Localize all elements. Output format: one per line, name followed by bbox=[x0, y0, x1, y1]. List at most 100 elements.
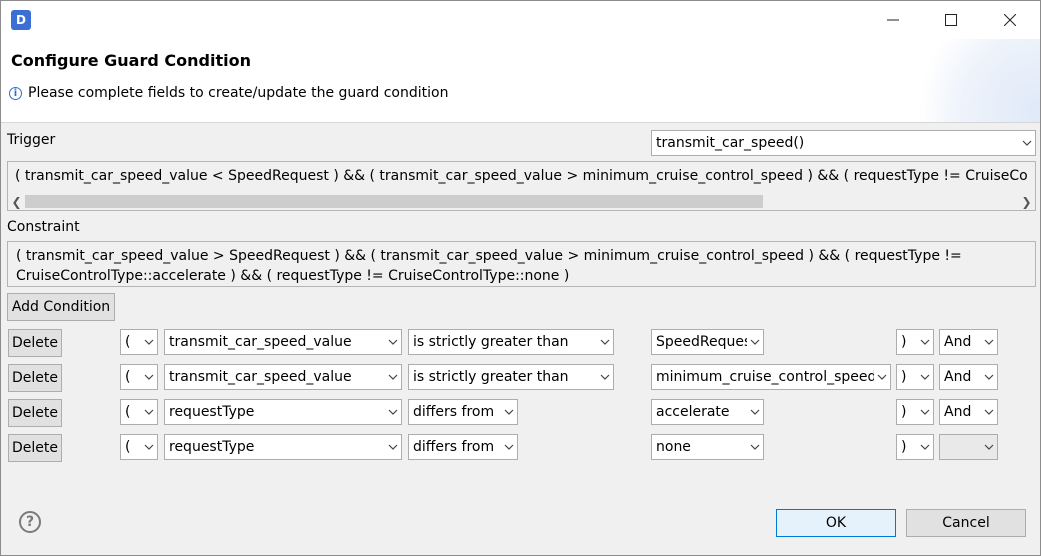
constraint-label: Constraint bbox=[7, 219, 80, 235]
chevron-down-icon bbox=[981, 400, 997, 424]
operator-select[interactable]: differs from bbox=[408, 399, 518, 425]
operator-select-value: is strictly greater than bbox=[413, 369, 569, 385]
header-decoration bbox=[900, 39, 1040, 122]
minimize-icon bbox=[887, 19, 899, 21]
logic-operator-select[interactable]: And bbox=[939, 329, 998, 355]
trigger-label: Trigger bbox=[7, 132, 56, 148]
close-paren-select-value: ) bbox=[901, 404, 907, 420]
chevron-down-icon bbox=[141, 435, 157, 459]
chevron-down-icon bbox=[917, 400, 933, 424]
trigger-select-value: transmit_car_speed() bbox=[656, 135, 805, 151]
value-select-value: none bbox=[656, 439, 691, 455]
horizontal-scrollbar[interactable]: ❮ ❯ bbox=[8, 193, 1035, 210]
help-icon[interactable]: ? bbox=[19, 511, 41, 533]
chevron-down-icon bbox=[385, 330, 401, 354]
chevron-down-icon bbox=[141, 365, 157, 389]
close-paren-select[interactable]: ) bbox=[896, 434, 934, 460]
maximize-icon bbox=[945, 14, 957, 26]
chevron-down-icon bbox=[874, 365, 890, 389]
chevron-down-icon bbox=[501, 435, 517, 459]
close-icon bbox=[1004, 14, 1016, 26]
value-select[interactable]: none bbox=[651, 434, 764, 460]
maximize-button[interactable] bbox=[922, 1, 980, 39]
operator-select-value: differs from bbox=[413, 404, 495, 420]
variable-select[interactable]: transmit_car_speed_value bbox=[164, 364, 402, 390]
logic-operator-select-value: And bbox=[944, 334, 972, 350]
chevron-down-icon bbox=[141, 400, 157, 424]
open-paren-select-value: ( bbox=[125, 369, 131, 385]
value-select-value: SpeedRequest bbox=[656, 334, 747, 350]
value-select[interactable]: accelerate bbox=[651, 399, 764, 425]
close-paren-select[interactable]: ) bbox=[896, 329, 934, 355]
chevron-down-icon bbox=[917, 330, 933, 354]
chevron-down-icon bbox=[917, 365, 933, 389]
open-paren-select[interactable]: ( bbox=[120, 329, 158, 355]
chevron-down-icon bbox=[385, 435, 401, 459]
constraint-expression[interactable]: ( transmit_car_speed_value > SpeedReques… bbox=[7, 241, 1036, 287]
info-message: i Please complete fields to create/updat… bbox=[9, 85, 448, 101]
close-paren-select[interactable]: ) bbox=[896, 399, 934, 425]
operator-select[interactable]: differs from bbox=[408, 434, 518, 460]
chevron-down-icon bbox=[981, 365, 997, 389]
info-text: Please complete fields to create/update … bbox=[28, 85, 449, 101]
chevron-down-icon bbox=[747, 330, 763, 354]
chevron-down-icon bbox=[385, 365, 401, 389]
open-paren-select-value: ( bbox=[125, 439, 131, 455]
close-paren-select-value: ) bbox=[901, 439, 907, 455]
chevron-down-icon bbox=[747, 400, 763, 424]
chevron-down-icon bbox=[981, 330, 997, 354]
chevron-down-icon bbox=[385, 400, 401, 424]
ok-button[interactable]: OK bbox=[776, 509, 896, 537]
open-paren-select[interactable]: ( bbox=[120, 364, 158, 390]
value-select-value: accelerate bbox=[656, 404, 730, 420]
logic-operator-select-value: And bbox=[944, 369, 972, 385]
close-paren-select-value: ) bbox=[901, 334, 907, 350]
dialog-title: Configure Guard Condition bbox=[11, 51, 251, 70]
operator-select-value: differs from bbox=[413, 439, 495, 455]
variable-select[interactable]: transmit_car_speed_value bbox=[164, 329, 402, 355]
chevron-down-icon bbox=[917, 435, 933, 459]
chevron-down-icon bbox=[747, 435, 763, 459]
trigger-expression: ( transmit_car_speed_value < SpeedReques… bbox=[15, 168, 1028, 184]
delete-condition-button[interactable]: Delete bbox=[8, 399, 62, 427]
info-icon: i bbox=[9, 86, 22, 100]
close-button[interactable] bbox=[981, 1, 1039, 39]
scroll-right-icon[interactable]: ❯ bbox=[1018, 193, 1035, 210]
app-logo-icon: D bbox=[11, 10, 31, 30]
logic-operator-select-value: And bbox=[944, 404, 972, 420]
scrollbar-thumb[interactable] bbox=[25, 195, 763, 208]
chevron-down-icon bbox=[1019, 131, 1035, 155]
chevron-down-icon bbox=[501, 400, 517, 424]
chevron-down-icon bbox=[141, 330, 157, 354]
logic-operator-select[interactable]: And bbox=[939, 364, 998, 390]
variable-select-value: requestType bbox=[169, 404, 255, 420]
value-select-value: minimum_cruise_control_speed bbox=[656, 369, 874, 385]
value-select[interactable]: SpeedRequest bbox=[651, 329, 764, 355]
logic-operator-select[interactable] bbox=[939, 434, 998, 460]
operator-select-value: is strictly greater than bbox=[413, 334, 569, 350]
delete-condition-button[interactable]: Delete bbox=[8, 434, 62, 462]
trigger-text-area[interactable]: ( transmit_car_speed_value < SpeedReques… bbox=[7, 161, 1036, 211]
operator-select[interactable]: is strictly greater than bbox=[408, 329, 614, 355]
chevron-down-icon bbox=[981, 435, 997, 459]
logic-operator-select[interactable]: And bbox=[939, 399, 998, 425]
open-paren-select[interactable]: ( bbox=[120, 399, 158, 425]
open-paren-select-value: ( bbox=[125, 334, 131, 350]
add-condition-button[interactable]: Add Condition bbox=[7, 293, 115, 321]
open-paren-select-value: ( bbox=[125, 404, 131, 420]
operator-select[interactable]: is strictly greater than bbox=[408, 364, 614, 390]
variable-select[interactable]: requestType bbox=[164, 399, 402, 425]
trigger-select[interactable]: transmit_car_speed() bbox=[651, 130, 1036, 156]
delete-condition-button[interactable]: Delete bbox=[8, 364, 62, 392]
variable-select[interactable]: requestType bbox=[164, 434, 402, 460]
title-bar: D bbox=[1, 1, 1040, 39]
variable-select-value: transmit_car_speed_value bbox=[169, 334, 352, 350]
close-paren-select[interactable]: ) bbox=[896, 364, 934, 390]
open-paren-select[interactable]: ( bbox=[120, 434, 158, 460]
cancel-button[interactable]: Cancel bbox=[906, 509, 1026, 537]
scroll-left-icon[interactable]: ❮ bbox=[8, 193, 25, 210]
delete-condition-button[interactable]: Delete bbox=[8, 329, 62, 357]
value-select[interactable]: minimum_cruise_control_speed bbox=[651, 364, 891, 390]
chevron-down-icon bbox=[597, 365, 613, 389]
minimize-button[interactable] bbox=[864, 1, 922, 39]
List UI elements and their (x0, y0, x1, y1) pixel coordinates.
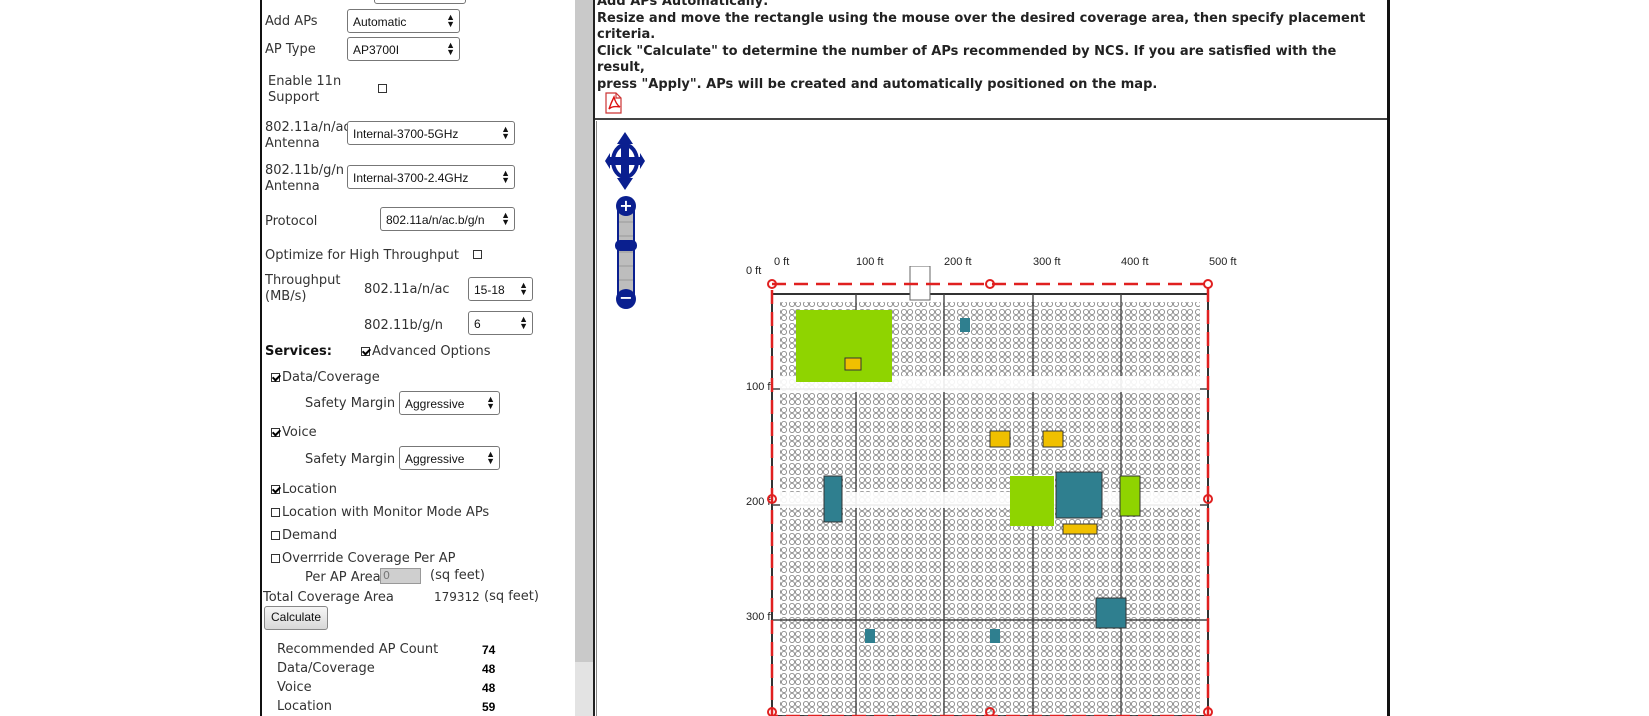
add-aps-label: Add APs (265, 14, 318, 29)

☆ ☆ ☆ ☆ ☆ ☆ ☆

• [Written exercise]: Turn all of the listing above into a numbered list with one line per item, skipping any blank lines. Leave out the pictures.

• [Result]:
1. Localize all elements. Output format: one per line, name followed by bbox=[x0, y0, x1, y1]. List at most 100 elements.
2. constraint-label: Constraint bbox=[7, 219, 80, 235]
3. chevron-down-icon bbox=[981, 400, 997, 424]
4. operator-select[interactable]: differs from bbox=[408, 399, 518, 425]
5. operator-select-value: is strictly greater than bbox=[413, 369, 569, 385]
6. header-decoration bbox=[900, 39, 1040, 122]
7. minimize-icon bbox=[887, 19, 899, 21]
8. logic-operator-select[interactable]: And bbox=[939, 329, 998, 355]
9. trigger-label: Trigger bbox=[7, 132, 56, 148]
10. close-paren-select-value: ) bbox=[901, 404, 907, 420]
11. chevron-down-icon bbox=[141, 435, 157, 459]
12. chevron-down-icon bbox=[917, 400, 933, 424]
13. trigger-select-value: transmit_car_speed() bbox=[656, 135, 805, 151]
14. value-select-value: none bbox=[656, 439, 691, 455]
15. horizontal-scrollbar[interactable]: ❮ ❯ bbox=[8, 193, 1035, 210]
16. help-icon[interactable]: ? bbox=[19, 511, 41, 533]
17. chevron-down-icon bbox=[385, 330, 401, 354]
18. chevron-down-icon bbox=[141, 365, 157, 389]
19. close-paren-select[interactable]: ) bbox=[896, 434, 934, 460]
20. maximize-icon bbox=[945, 14, 957, 26]
21. chevron-down-icon bbox=[874, 365, 890, 389]
22. chevron-down-icon bbox=[501, 435, 517, 459]
23. close-icon bbox=[1004, 14, 1016, 26]
24. value-select[interactable]: none bbox=[651, 434, 764, 460]
25. maximize-button[interactable] bbox=[922, 1, 980, 39]
26. operator-select-value: differs from bbox=[413, 404, 495, 420]
27. variable-select[interactable]: transmit_car_speed_value bbox=[164, 364, 402, 390]
28. logic-operator-select-value: And bbox=[944, 334, 972, 350]
29. chevron-down-icon bbox=[141, 400, 157, 424]
30. open-paren-select-value: ( bbox=[125, 369, 131, 385]
31. value-select-value: SpeedRequest bbox=[656, 334, 747, 350]
32. value-select[interactable]: accelerate bbox=[651, 399, 764, 425]
33. close-paren-select[interactable]: ) bbox=[896, 329, 934, 355]
34. chevron-down-icon bbox=[917, 330, 933, 354]
35. chevron-down-icon bbox=[917, 365, 933, 389]
36. open-paren-select[interactable]: ( bbox=[120, 329, 158, 355]
37. chevron-down-icon bbox=[385, 435, 401, 459]
38. constraint-expression[interactable]: ( transmit_car_speed_value > SpeedReques… bbox=[7, 241, 1036, 287]
39. info-message: i Please complete fields to create/updat… bbox=[9, 85, 448, 101]
40. close-paren-select[interactable]: ) bbox=[896, 399, 934, 425]
41. operator-select[interactable]: differs from bbox=[408, 434, 518, 460]
42. chevron-down-icon bbox=[981, 365, 997, 389]
43. info-text: Please complete fields to create/update … bbox=[28, 85, 449, 101]
44. chevron-down-icon bbox=[747, 330, 763, 354]
45. chevron-down-icon bbox=[385, 365, 401, 389]
46. open-paren-select-value: ( bbox=[125, 439, 131, 455]
47. close-paren-select-value: ) bbox=[901, 439, 907, 455]
48. chevron-down-icon bbox=[747, 400, 763, 424]
49. chevron-down-icon bbox=[981, 330, 997, 354]
50. chevron-down-icon bbox=[385, 400, 401, 424]
51. ok-button[interactable]: OK bbox=[776, 509, 896, 537]
52. open-paren-select[interactable]: ( bbox=[120, 364, 158, 390]
53. value-select-value: accelerate bbox=[656, 404, 730, 420]
54. logic-operator-select-value: And bbox=[944, 369, 972, 385]
55. close-paren-select-value: ) bbox=[901, 334, 907, 350]
56. dialog-title: Configure Guard Condition bbox=[11, 51, 251, 70]
57. operator-select-value: differs from bbox=[413, 439, 495, 455]
58. variable-select[interactable]: transmit_car_speed_value bbox=[164, 329, 402, 355]
59. chevron-down-icon bbox=[917, 435, 933, 459]
60. chevron-down-icon bbox=[747, 435, 763, 459]
61. trigger-expression: ( transmit_car_speed_value < SpeedReques… bbox=[15, 168, 1028, 184]
62. delete-condition-button[interactable]: Delete bbox=[8, 399, 62, 427]
63. info-icon: i bbox=[9, 86, 22, 100]
64. close-button[interactable] bbox=[981, 1, 1039, 39]
65. scroll-right-icon[interactable]: ❯ bbox=[1018, 193, 1035, 210]
66. app-logo-icon: D bbox=[11, 10, 31, 30]
67. logic-operator-select-value: And bbox=[944, 404, 972, 420]
68. scrollbar-thumb[interactable] bbox=[25, 195, 763, 208]
69. chevron-down-icon bbox=[1019, 131, 1035, 155]
70. chevron-down-icon bbox=[501, 400, 517, 424]
71. chevron-down-icon bbox=[141, 330, 157, 354]
72. logic-operator-select[interactable]: And bbox=[939, 364, 998, 390]
73. variable-select-value: requestType bbox=[169, 404, 255, 420]
74. value-select-value: minimum_cruise_control_speed bbox=[656, 369, 874, 385]
75. value-select[interactable]: SpeedRequest bbox=[651, 329, 764, 355]
76. logic-operator-select[interactable] bbox=[939, 434, 998, 460]
77. operator-select-value: is strictly greater than bbox=[413, 334, 569, 350]
78. delete-condition-button[interactable]: Delete bbox=[8, 434, 62, 462]
79. trigger-text-area[interactable]: ( transmit_car_speed_value < SpeedReques… bbox=[7, 161, 1036, 211]
80. operator-select[interactable]: is strictly greater than bbox=[408, 329, 614, 355]
81. chevron-down-icon bbox=[981, 435, 997, 459]
82. logic-operator-select[interactable]: And bbox=[939, 399, 998, 425]
83. open-paren-select[interactable]: ( bbox=[120, 399, 158, 425]
84. open-paren-select-value: ( bbox=[125, 334, 131, 350]
85. add-condition-button[interactable]: Add Condition bbox=[7, 293, 115, 321]
86. open-paren-select-value: ( bbox=[125, 404, 131, 420]
87. operator-select[interactable]: is strictly greater than bbox=[408, 364, 614, 390]
88. variable-select[interactable]: requestType bbox=[164, 399, 402, 425]
89. trigger-select[interactable]: transmit_car_speed() bbox=[651, 130, 1036, 156]
90. delete-condition-button[interactable]: Delete bbox=[8, 364, 62, 392]
91. variable-select[interactable]: requestType bbox=[164, 434, 402, 460]
92. title-bar: D bbox=[1, 1, 1040, 39]
93. variable-select-value: transmit_car_speed_value bbox=[169, 334, 352, 350]
94. close-paren-select[interactable]: ) bbox=[896, 364, 934, 390]
95. open-paren-select[interactable]: ( bbox=[120, 434, 158, 460]
96. cancel-button[interactable]: Cancel bbox=[906, 509, 1026, 537]
97. scroll-left-icon[interactable]: ❮ bbox=[8, 193, 25, 210]
98. delete-condition-button[interactable]: Delete bbox=[8, 329, 62, 357]
99. value-select[interactable]: minimum_cruise_control_speed bbox=[651, 364, 891, 390]
100. chevron-down-icon bbox=[597, 365, 613, 389]
101. minimize-button[interactable] bbox=[864, 1, 922, 39]
102. List UI elements and their (x0, y0, x1, y1) pixel coordinates.
103. add-aps-label: Add APs (265, 14, 318, 29)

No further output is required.